>>>>>

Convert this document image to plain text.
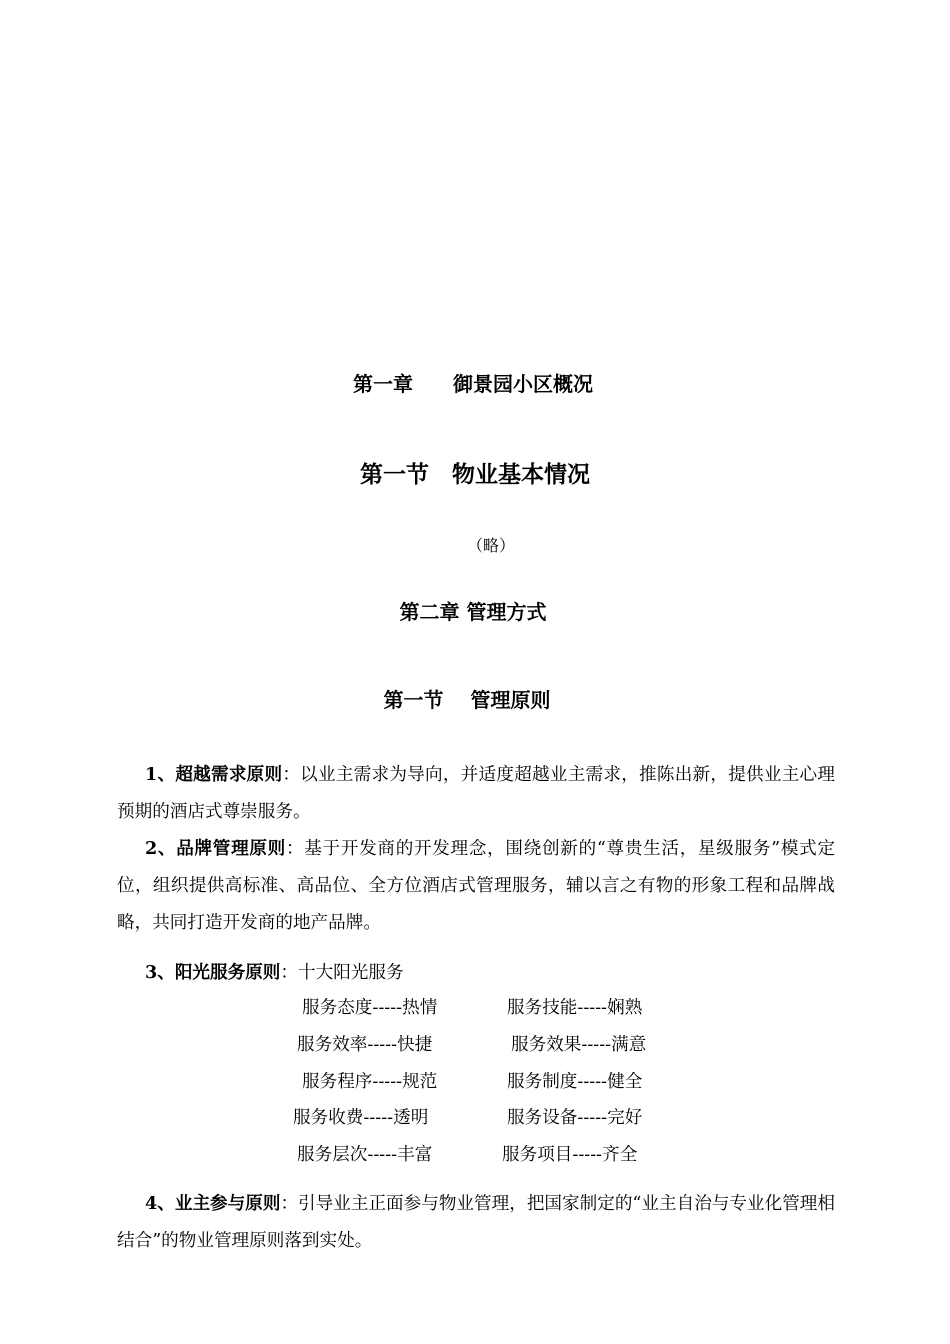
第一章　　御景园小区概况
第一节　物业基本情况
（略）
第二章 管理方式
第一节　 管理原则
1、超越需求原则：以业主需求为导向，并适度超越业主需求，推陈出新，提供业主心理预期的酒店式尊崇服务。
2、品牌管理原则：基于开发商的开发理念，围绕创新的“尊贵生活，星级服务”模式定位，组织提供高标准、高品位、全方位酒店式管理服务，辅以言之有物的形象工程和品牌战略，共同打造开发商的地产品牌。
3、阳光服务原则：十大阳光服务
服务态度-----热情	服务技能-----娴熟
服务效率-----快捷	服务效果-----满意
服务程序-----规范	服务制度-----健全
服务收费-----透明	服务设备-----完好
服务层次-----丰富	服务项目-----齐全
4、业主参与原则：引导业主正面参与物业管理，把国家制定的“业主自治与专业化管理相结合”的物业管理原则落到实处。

<<<<<

» Exercise prompt
Reproduce the listing above exactly, excluding all pictures.

» Task output
Convert this document image to plain text.
第一章　　御景园小区概况
第一节　物业基本情况
（略）
第二章 管理方式
第一节　 管理原则
1、超越需求原则：以业主需求为导向，并适度超越业主需求，推陈出新，提供业主心理预期的酒店式尊崇服务。
2、品牌管理原则：基于开发商的开发理念，围绕创新的“尊贵生活，星级服务”模式定位，组织提供高标准、高品位、全方位酒店式管理服务，辅以言之有物的形象工程和品牌战略，共同打造开发商的地产品牌。
3、阳光服务原则：十大阳光服务
服务态度-----热情	服务技能-----娴熟
服务效率-----快捷	服务效果-----满意
服务程序-----规范	服务制度-----健全
服务收费-----透明	服务设备-----完好
服务层次-----丰富	服务项目-----齐全
4、业主参与原则：引导业主正面参与物业管理，把国家制定的“业主自治与专业化管理相结合”的物业管理原则落到实处。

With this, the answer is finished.